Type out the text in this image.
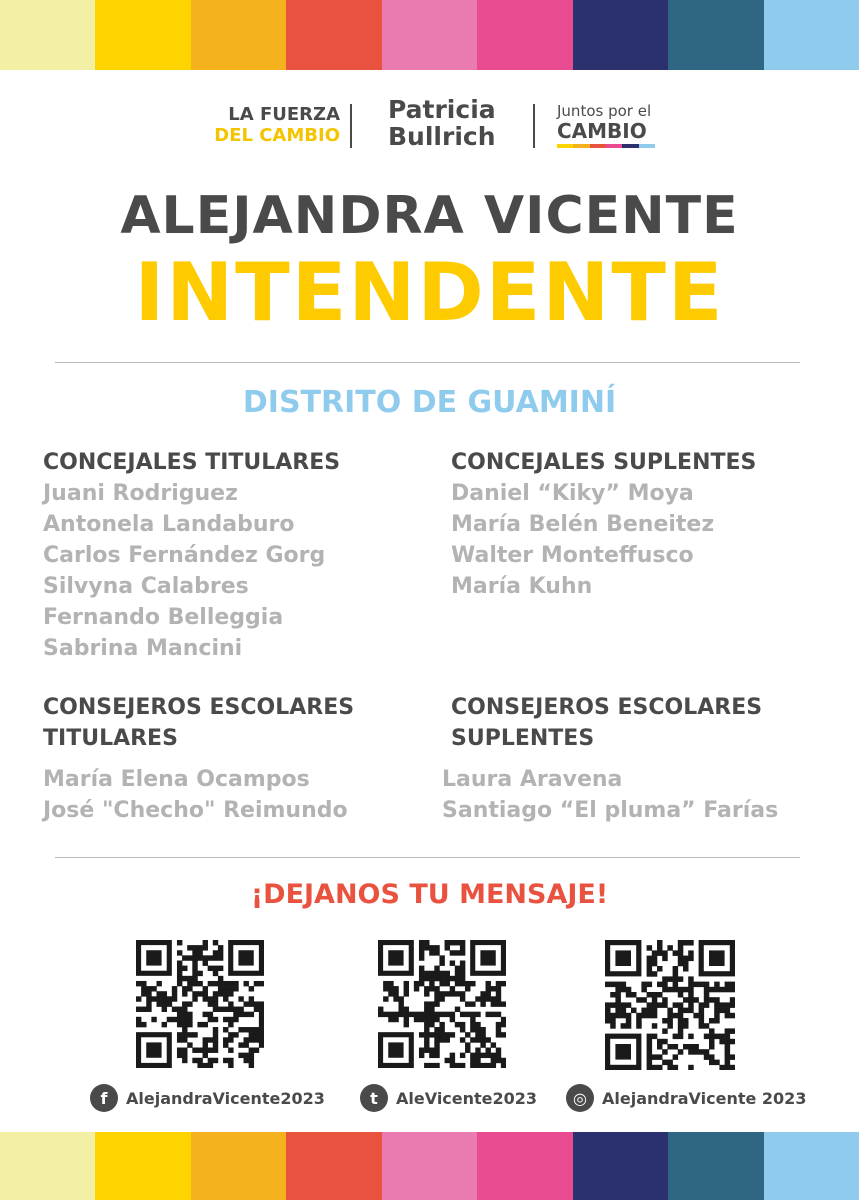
LA FUERZA
DEL CAMBIO
Patricia
Bullrich
Juntos por el
CAMBIO
ALEJANDRA VICENTE
INTENDENTE
DISTRITO DE GUAMINÍ
CONCEJALES TITULARES
Juani Rodriguez
Antonela Landaburo
Carlos Fernández Gorg
Silvyna Calabres
Fernando Belleggia
Sabrina Mancini
CONCEJALES SUPLENTES
Daniel “Kiky” Moya
María Belén Beneitez
Walter Monteffusco
María Kuhn
CONSEJEROS ESCOLARES
TITULARES
María Elena Ocampos
José "Checho" Reimundo
CONSEJEROS ESCOLARES
SUPLENTES
Laura Aravena
Santiago “El pluma” Farías
¡DEJANOS TU MENSAJE!
f	AlejandraVicente2023	t	AleVicente2023	◎ AlejandraVicente 2023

> [PROBLEM STATEMENT] Find the string "María" in the listing and return every line that holds it.

> [EXERCISE RESULT]
María Belén Beneitez
María Kuhn
María Elena Ocampos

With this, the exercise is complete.